BEGIN Input records
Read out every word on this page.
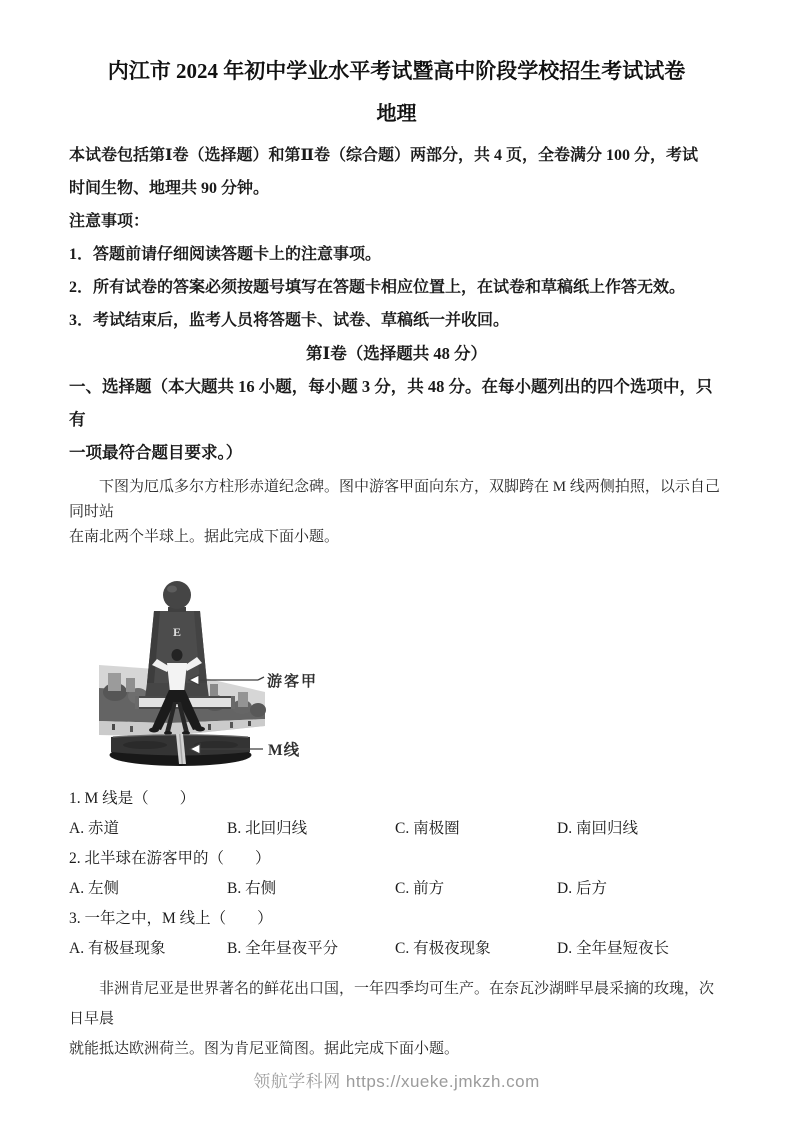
内江市 2024 年初中学业水平考试暨高中阶段学校招生考试试卷
地理
本试卷包括第Ⅰ卷（选择题）和第Ⅱ卷（综合题）两部分，共 4 页，全卷满分 100 分，考试
时间生物、地理共 90 分钟。

注意事项：

1．答题前请仔细阅读答题卡上的注意事项。

2．所有试卷的答案必须按题号填写在答题卡相应位置上，在试卷和草稿纸上作答无效。

3．考试结束后，监考人员将答题卡、试卷、草稿纸一并收回。

第Ⅰ卷（选择题共 48 分）

一、选择题（本大题共 16 小题，每小题 3 分，共 48 分。在每小题列出的四个选项中，只有
一项最符合题目要求。）
下图为厄瓜多尔方柱形赤道纪念碑。图中游客甲面向东方，双脚跨在 M 线两侧拍照，以示自己同时站
在南北两个半球上。据此完成下面小题。
E
游客甲
M线
1. M 线是（　　）
A. 赤道	B. 北回归线	C. 南极圈	D. 南回归线
2. 北半球在游客甲的（　　）
A. 左侧	B. 右侧	C. 前方	D. 后方
3. 一年之中，M 线上（　　）
A. 有极昼现象	B. 全年昼夜平分	C. 有极夜现象	D. 全年昼短夜长
非洲肯尼亚是世界著名的鲜花出口国，一年四季均可生产。在奈瓦沙湖畔早晨采摘的玫瑰，次日早晨
就能抵达欧洲荷兰。图为肯尼亚简图。据此完成下面小题。
领航学科网 https://xueke.jmkzh.com
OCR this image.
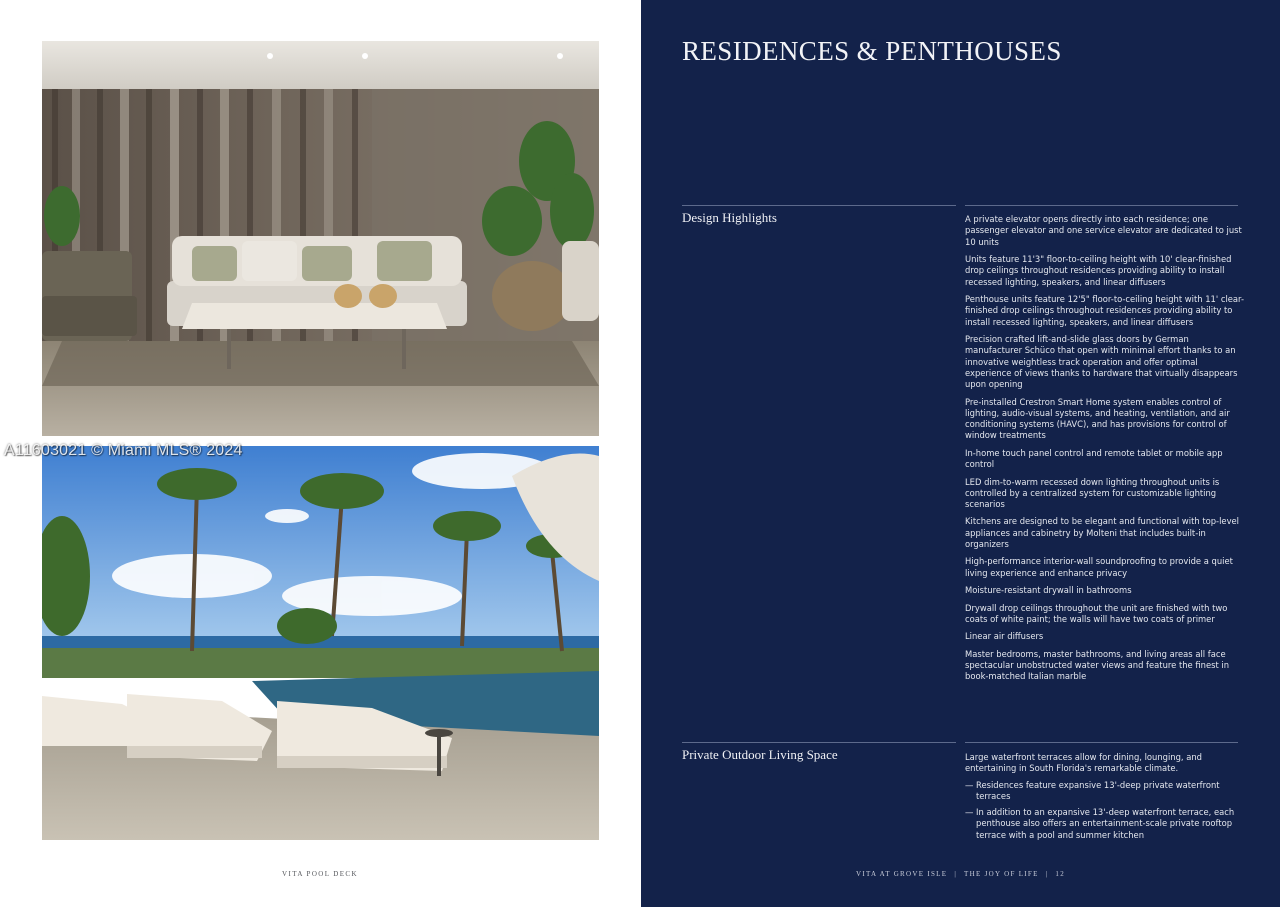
VITA POOL DECK
A11603021 © Miami MLS® 2024
RESIDENCES & PENTHOUSES
Design Highlights	A private elevator opens directly into each residence; one passenger elevator and one service elevator are dedicated to just 10 units
Units feature 11'3" floor-to-ceiling height with 10' clear-finished drop ceilings throughout residences providing ability to install recessed lighting, speakers, and linear diffusers
Penthouse units feature 12'5" floor-to-ceiling height with 11' clear-finished drop ceilings throughout residences providing ability to install recessed lighting, speakers, and linear diffusers
Precision crafted lift-and-slide glass doors by German manufacturer Schüco that open with minimal effort thanks to an innovative weightless track operation and offer optimal experience of views thanks to hardware that virtually disappears upon opening
Pre-installed Crestron Smart Home system enables control of lighting, audio-visual systems, and heating, ventilation, and air conditioning systems (HAVC), and has provisions for control of window treatments
In-home touch panel control and remote tablet or mobile app control
LED dim-to-warm recessed down lighting throughout units is controlled by a centralized system for customizable lighting scenarios
Kitchens are designed to be elegant and functional with top-level appliances and cabinetry by Molteni that includes built-in organizers
High-performance interior-wall soundproofing to provide a quiet living experience and enhance privacy
Moisture-resistant drywall in bathrooms
Drywall drop ceilings throughout the unit are finished with two coats of white paint; the walls will have two coats of primer
Linear air diffusers
Master bedrooms, master bathrooms, and living areas all face spectacular unobstructed water views and feature the finest in book-matched Italian marble
Private Outdoor Living Space	Large waterfront terraces allow for dining, lounging, and entertaining in South Florida's remarkable climate.

— Residences feature expansive 13'-deep private waterfront terraces
— In addition to an expansive 13'-deep waterfront terrace, each penthouse also offers an entertainment-scale private rooftop terrace with a pool and summer kitchen
VITA AT GROVE ISLE | THE JOY OF LIFE | 12
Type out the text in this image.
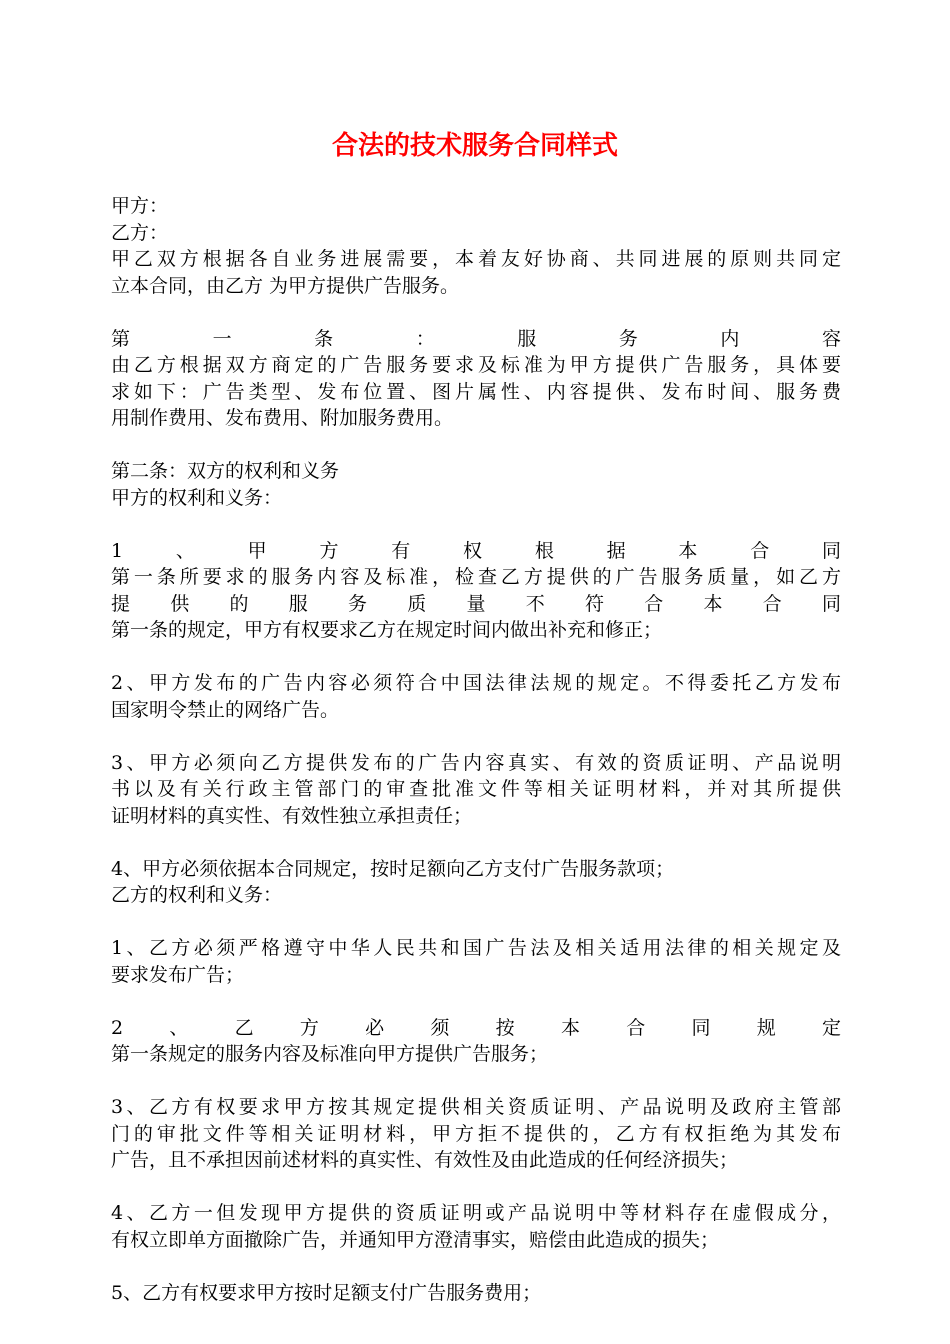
合法的技术服务合同样式
甲方：
乙方：
甲乙双方根据各自业务进展需要，本着友好协商、共同进展的原则共同定
立本合同，由乙方 为甲方提供广告服务。
第一条：服务内容
由乙方根据双方商定的广告服务要求及标准为甲方提供广告服务，具体要
求如下：广告类型、发布位置、图片属性、内容提供、发布时间、服务费
用制作费用、发布费用、附加服务费用。
第二条：双方的权利和义务
甲方的权利和义务：
1、甲方有权根据本合同
第一条所要求的服务内容及标准，检查乙方提供的广告服务质量，如乙方
提供的服务质量不符合本合同
第一条的规定，甲方有权要求乙方在规定时间内做出补充和修正；
2、甲方发布的广告内容必须符合中国法律法规的规定。不得委托乙方发布
国家明令禁止的网络广告。
3、甲方必须向乙方提供发布的广告内容真实、有效的资质证明、产品说明
书以及有关行政主管部门的审查批准文件等相关证明材料，并对其所提供
证明材料的真实性、有效性独立承担责任；
4、甲方必须依据本合同规定，按时足额向乙方支付广告服务款项；
乙方的权利和义务：
1、乙方必须严格遵守中华人民共和国广告法及相关适用法律的相关规定及
要求发布广告；
2、乙方必须按本合同规定
第一条规定的服务内容及标准向甲方提供广告服务；
3、乙方有权要求甲方按其规定提供相关资质证明、产品说明及政府主管部
门的审批文件等相关证明材料，甲方拒不提供的，乙方有权拒绝为其发布
广告，且不承担因前述材料的真实性、有效性及由此造成的任何经济损失；
4、乙方一但发现甲方提供的资质证明或产品说明中等材料存在虚假成分，
有权立即单方面撤除广告，并通知甲方澄清事实，赔偿由此造成的损失；
5、乙方有权要求甲方按时足额支付广告服务费用；
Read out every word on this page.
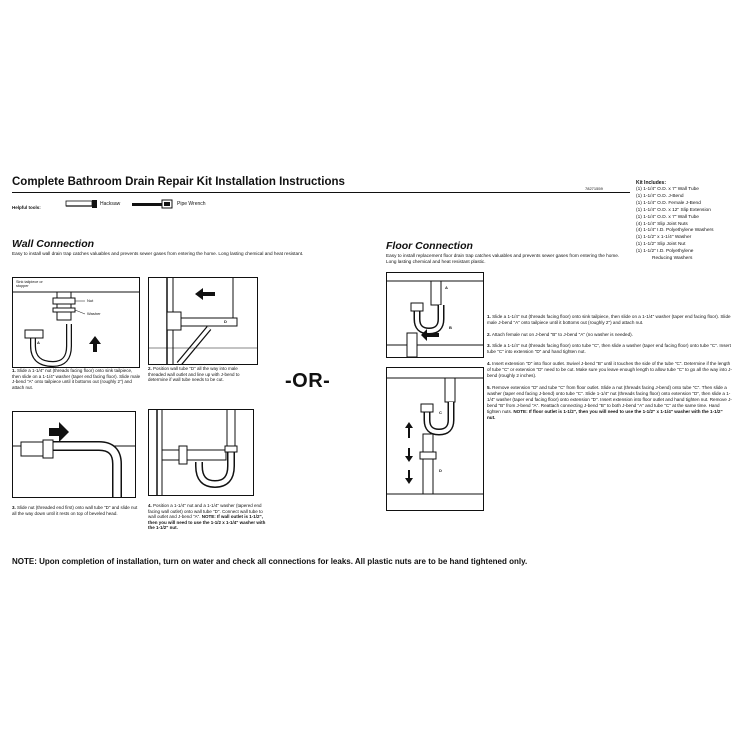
Complete Bathroom Drain Repair Kit Installation Instructions
78271559
Helpful tools:
Hacksaw	Pipe Wrench
Kit Includes:
(1) 1-1/4" O.D. x 7" Wall Tube
(1) 1-1/4" O.D. J-Bend
(1) 1-1/4" O.D. Female J-Bend
(1) 1-1/4" O.D. x 12" Slip Extension
(1) 1-1/4" O.D. x 7" Wall Tube
(4) 1-1/4" Slip Joint Nuts
(4) 1-1/4" I.D. Polyethylene Washers
(1) 1-1/2" x 1-1/4" Washer
(1) 1-1/2" Slip Joint Nut
(1) 1-1/2" I.D. Polyethylene
Reducing Washers
Wall Connection
Easy to install wall drain trap catches valuables and prevents sewer gases from entering the home. Long lasting chemical and heat resistant.
Sink tailpiece or stopper
Nut
Washer
A
1. Slide a 1-1/4" nut (threads facing floor) onto sink tailpiece, then slide on a 1-1/4" washer (taper end facing floor). Slide male J-bend "A" onto tailpiece until it bottoms out (roughly 2") and attach nut.
D
2. Position wall tube "D" all the way into male threaded wall outlet and line up with J-bend to determine if wall tube needs to be cut.
3. Slide nut (threaded end first) onto wall tube "D" and slide nut all the way down until it rests on top of beveled head.
4. Position a 1-1/4" nut and a 1-1/4" washer (tapered end facing wall outlet) onto wall tube "D". Connect wall tube to wall outlet and J-bend "A". NOTE: If wall outlet is 1-1/2", then you will need to use the 1-1/2 x 1-1/4" washer with the 1-1/2" nut.
-OR-
Floor Connection
Easy to install replacement floor drain trap catches valuables and prevents sewer gases from entering the home. Long lasting chemical and heat resistant plastic.
A
B
C
D

1. Slide a 1-1/4" nut (threads facing floor) onto sink tailpiece, then slide on a 1-1/4" washer (taper end facing floor). Slide male J-bend "A" onto tailpiece until it bottoms out (roughly 2") and attach nut.

2. Attach female nut on J-bend "B" to J-bend "A" (no washer is needed).

3. Slide a 1-1/4" nut (threads facing floor) onto tube "C", then slide a washer (taper end facing floor) onto tube "C". Insert tube "C" into extension "D" and hand tighten nut.

4. Insert extension "D" into floor outlet. Swivel J-bend "B" until it touches the side of the tube "C". Determine if the length of tube "C" or extension "D" need to be cut. Make sure you leave enough length to allow tube "C" to go all the way into J-bend (roughly 2 inches).

5. Remove extension "D" and tube "C" from floor outlet. Slide a nut (threads facing J-bend) onto tube "C". Then slide a washer (taper end facing J-bend) onto tube "C". Slide 1-1/4" nut (threads facing floor) onto extension "D", then slide a 1-1/4" washer (taper end facing floor) onto extension "D". Insert extension into floor outlet and hand tighten nut. Remove J-bend "B" from J-bend "A". Reattach connecting J-bend "B" to both J-bend "A" and tube "C" at the same time. Hand tighten nuts. NOTE: If floor outlet is 1-1/2", then you will need to use the 1-1/2" x 1-1/4" washer with the 1-1/2" nut.

NOTE: Upon completion of installation, turn on water and check all connections for leaks. All plastic nuts are to be hand tightened only.
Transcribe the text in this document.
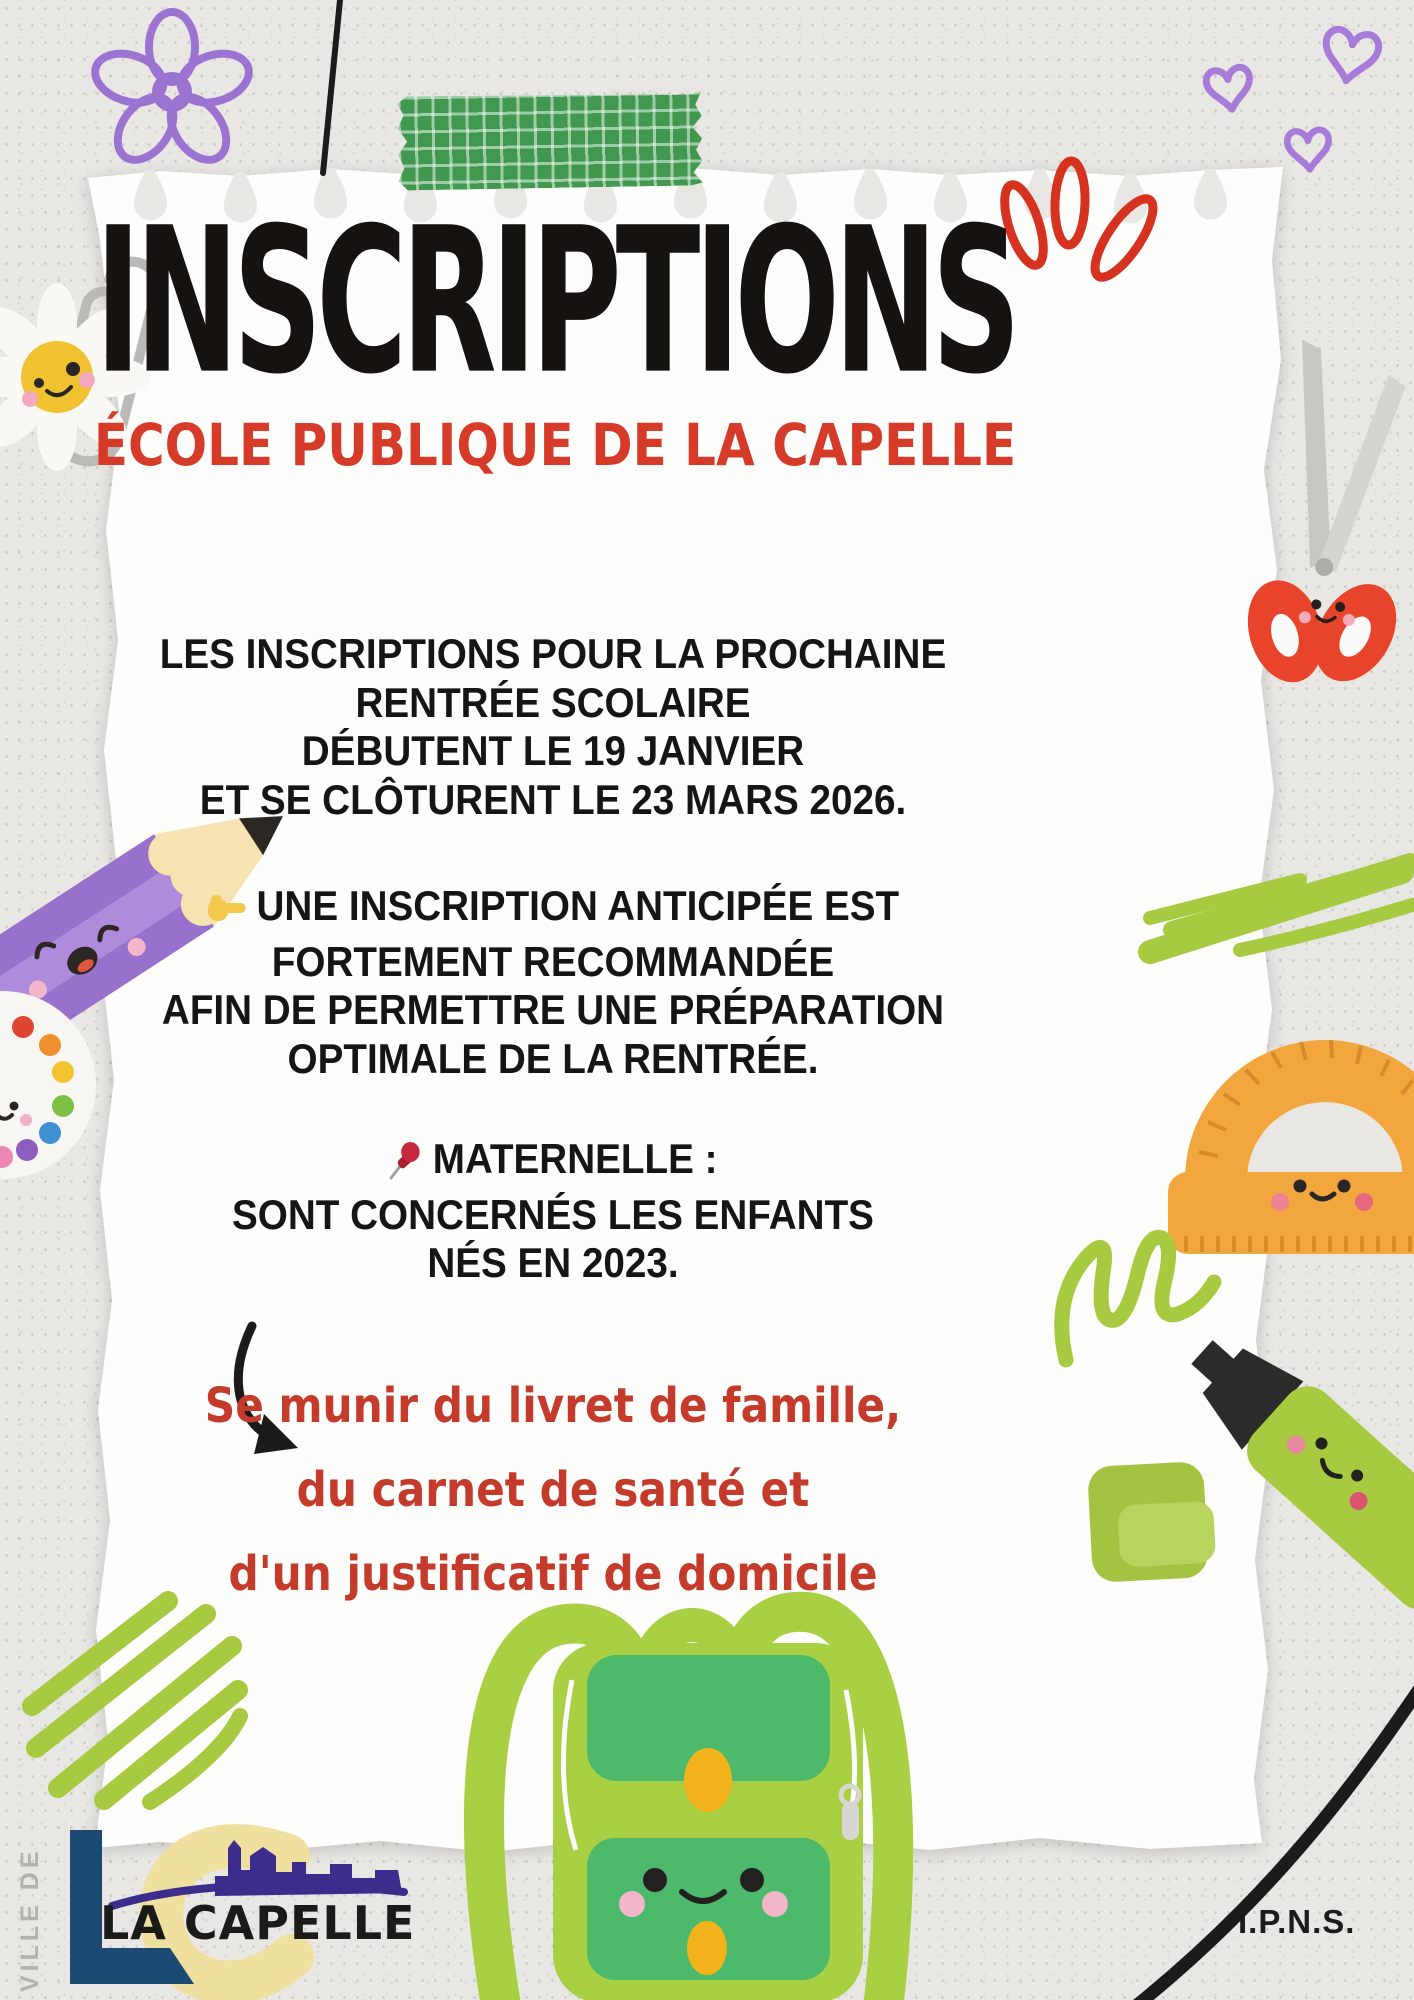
INSCRIPTIONS
ÉCOLE PUBLIQUE DE LA CAPELLE
LES INSCRIPTIONS POUR LA PROCHAINE
RENTRÉE SCOLAIRE
DÉBUTENT LE 19 JANVIER
ET SE CLÔTURENT LE 23 MARS 2026.
UNE INSCRIPTION ANTICIPÉE EST
FORTEMENT RECOMMANDÉE
AFIN DE PERMETTRE UNE PRÉPARATION
OPTIMALE DE LA RENTRÉE.
MATERNELLE :
SONT CONCERNÉS LES ENFANTS
NÉS EN 2023.
Se munir du livret de famille,
du carnet de santé et
d'un justificatif de domicile
VILLE DE LA CAPELLE	I.P.N.S.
END Input records
**Problem to solve:** Your answer should be only the number of lines that hold the word "terraces".

**Answer to this task:** 2